TASK DIRECTIONS: Sort through the data and copy the lines holding the word "Bands".

--- START ---

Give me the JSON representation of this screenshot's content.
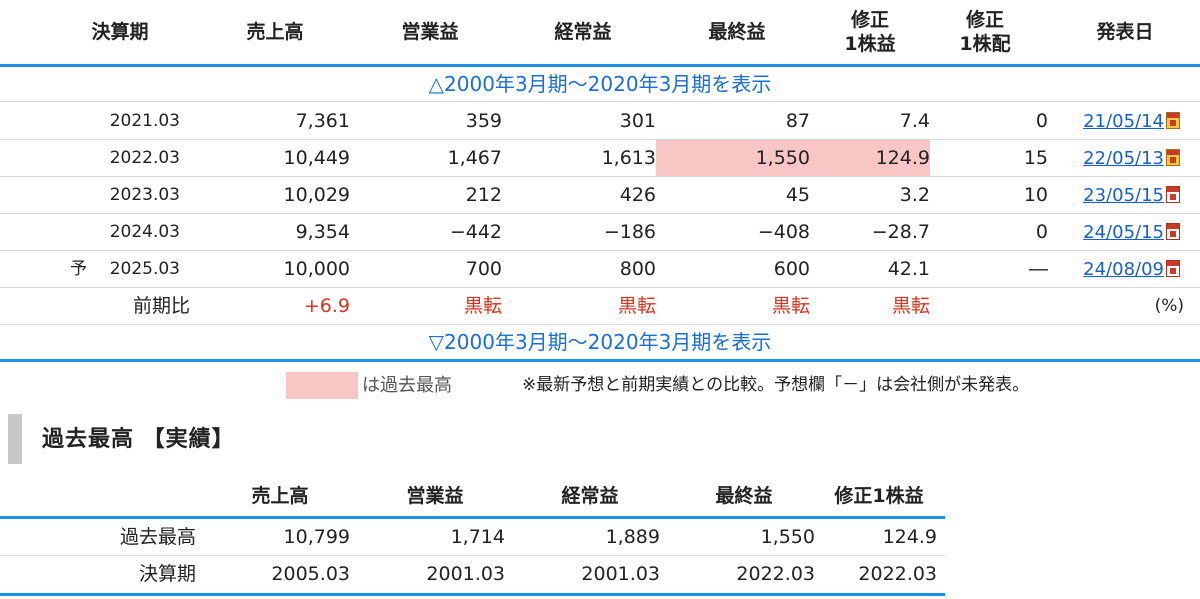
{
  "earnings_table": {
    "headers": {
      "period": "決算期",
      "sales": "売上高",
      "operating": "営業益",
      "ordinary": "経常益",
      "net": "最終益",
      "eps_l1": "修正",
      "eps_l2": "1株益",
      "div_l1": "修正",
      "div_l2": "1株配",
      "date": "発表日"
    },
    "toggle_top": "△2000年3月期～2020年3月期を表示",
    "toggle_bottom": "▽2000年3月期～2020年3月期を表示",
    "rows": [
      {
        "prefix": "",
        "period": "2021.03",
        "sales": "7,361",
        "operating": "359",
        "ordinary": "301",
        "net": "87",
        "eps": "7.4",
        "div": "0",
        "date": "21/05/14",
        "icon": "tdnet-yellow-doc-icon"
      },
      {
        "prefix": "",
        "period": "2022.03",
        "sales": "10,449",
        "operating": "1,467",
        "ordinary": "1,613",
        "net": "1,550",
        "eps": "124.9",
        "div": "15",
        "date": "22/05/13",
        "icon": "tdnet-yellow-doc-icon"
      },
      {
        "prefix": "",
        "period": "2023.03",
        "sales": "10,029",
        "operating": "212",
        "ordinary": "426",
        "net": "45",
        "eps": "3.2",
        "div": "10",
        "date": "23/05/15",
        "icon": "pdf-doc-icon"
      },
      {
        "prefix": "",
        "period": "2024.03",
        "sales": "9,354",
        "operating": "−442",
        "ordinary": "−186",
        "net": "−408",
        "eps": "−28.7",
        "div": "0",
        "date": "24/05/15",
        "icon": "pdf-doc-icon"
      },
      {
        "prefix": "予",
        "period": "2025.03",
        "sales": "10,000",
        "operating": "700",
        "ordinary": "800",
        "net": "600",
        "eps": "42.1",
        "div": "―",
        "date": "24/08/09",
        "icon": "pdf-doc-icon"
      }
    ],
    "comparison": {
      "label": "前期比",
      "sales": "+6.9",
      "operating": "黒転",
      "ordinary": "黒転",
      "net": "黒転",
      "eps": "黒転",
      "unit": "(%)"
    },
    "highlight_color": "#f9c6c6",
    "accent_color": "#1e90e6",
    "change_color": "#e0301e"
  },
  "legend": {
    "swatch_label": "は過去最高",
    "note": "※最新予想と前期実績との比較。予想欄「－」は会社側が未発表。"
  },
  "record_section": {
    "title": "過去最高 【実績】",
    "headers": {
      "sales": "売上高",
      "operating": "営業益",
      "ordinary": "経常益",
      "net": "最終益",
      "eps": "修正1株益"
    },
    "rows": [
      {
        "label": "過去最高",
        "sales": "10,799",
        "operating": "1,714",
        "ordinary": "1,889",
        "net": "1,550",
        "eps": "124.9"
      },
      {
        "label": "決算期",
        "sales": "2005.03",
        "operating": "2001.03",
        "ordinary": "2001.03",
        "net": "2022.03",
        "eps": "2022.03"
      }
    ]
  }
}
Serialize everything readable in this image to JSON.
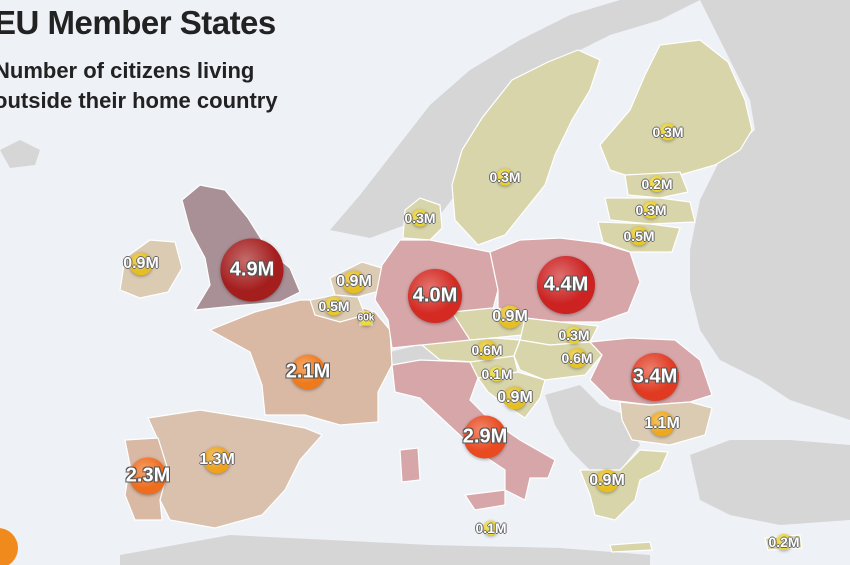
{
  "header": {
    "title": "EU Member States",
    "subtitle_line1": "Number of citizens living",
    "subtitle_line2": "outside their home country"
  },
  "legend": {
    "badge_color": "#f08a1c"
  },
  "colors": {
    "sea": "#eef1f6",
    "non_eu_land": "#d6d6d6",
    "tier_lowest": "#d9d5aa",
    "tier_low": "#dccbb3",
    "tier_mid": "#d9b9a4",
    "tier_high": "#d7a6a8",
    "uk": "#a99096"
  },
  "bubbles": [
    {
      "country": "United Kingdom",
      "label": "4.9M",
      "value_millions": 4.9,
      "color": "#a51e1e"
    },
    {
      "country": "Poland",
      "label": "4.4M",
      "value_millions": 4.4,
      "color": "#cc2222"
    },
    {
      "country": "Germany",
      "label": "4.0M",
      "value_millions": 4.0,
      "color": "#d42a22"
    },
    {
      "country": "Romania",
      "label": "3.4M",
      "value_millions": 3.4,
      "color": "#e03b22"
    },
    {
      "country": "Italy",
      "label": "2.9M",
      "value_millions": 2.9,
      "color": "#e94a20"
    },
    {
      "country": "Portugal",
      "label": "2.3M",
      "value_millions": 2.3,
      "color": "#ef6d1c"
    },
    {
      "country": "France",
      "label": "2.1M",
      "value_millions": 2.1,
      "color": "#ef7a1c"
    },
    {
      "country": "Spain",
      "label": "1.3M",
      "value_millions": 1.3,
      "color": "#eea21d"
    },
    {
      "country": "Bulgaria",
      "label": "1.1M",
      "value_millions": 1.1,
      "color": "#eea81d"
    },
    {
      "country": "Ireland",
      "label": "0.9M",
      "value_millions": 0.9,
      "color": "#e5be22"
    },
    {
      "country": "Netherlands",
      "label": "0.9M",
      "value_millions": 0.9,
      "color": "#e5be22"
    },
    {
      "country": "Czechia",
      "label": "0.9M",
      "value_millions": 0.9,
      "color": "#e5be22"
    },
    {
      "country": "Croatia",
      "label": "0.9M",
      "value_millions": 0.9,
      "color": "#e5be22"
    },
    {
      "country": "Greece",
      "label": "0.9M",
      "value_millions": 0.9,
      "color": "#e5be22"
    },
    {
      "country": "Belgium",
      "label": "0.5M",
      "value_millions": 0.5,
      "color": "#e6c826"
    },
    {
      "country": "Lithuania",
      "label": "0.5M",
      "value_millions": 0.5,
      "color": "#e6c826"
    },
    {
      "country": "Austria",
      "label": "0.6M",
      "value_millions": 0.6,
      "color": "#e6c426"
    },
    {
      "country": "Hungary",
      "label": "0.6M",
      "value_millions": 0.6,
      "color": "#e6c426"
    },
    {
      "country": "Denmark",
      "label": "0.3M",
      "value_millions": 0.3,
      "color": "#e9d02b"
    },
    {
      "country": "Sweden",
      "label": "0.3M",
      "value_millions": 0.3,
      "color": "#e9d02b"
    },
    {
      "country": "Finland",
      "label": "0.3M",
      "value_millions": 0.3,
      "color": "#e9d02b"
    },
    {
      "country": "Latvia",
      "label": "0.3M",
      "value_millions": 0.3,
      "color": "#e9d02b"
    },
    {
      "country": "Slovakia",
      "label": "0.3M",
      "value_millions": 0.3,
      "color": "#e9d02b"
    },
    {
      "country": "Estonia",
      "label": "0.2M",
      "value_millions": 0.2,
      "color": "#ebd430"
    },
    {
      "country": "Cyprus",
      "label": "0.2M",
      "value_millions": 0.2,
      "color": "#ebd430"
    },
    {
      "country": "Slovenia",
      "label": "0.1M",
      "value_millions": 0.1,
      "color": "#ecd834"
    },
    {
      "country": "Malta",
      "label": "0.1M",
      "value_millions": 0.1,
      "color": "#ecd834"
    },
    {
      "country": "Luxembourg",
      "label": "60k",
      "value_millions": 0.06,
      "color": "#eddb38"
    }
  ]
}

--- END ---
--- START ---

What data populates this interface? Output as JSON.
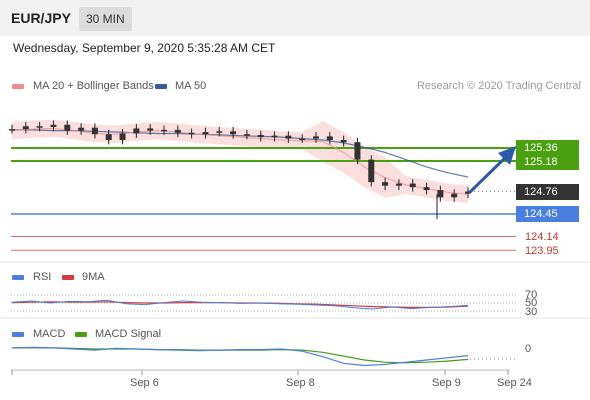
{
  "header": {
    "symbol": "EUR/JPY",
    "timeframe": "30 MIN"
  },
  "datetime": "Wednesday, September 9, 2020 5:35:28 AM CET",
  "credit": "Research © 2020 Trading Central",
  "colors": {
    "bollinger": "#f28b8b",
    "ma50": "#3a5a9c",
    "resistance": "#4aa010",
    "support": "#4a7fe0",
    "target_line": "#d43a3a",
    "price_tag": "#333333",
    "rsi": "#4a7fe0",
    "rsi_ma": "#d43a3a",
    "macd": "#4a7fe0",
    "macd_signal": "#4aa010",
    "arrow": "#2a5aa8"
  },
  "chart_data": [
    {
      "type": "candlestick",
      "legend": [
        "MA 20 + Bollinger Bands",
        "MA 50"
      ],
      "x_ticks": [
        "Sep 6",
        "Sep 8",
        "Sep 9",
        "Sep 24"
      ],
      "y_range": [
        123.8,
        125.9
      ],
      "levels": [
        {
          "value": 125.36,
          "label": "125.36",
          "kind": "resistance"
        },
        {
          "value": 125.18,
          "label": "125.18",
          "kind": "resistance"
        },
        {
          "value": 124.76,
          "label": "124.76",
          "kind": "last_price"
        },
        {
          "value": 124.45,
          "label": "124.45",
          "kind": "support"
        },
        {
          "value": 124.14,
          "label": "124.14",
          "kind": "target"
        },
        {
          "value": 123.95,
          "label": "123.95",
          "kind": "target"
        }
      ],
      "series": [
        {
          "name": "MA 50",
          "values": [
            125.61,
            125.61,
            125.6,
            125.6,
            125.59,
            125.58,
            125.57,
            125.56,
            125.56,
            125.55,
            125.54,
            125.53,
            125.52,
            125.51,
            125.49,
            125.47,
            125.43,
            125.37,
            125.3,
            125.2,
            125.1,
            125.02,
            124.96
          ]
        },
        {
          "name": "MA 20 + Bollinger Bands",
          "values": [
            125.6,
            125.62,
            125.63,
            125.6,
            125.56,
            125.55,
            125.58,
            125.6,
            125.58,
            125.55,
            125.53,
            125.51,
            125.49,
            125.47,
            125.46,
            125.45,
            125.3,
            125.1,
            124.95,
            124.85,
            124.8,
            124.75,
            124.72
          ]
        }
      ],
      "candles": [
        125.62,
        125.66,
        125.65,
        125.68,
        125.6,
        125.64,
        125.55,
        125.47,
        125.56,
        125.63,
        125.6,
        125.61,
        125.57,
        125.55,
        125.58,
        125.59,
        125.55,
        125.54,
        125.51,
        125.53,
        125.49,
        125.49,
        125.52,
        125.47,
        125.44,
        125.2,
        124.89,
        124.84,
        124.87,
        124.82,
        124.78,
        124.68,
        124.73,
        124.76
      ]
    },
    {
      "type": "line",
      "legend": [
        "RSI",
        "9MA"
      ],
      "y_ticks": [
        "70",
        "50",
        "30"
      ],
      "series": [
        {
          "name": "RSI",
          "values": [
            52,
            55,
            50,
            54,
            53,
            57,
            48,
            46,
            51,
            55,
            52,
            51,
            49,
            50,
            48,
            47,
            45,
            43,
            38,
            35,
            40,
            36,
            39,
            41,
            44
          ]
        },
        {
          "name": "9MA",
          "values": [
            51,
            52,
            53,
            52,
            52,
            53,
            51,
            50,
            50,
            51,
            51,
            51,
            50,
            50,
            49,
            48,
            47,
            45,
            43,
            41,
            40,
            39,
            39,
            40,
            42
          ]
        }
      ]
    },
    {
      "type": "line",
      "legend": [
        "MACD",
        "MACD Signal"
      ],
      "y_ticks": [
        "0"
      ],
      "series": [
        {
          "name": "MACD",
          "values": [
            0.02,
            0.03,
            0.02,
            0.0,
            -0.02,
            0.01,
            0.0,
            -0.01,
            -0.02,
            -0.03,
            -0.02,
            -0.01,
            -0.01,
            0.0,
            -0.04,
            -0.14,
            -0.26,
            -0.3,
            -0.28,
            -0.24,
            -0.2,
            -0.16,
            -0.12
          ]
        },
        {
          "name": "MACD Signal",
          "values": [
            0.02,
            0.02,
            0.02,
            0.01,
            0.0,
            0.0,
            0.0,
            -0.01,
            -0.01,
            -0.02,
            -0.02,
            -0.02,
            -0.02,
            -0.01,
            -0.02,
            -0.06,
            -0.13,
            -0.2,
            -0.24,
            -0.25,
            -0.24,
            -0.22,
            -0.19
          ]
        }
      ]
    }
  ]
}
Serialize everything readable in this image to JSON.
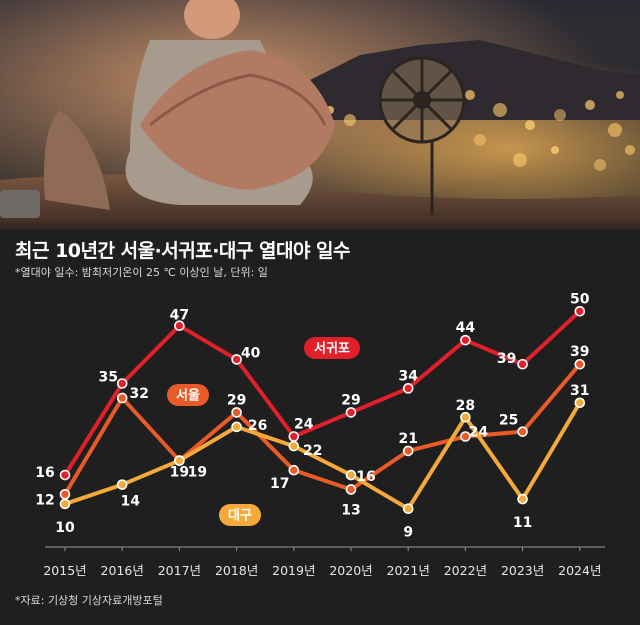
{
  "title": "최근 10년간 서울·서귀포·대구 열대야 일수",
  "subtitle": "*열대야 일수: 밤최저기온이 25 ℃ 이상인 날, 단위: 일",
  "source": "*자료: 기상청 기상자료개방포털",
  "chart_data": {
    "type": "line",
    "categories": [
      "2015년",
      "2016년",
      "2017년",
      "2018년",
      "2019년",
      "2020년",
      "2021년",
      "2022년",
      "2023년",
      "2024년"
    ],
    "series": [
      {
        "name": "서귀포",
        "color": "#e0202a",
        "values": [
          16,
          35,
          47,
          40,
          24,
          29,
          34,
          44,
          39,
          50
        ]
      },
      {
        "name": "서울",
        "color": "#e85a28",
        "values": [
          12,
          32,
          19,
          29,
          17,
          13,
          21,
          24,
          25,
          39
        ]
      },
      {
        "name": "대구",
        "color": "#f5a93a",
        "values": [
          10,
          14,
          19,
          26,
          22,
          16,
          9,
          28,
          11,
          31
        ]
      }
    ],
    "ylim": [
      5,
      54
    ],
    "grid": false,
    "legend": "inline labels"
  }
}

--- END ---

WRITTEN ANSWER:
        "MA 20 + Bollinger Bands",
          "name": "MA 20 + Bollinger Bands",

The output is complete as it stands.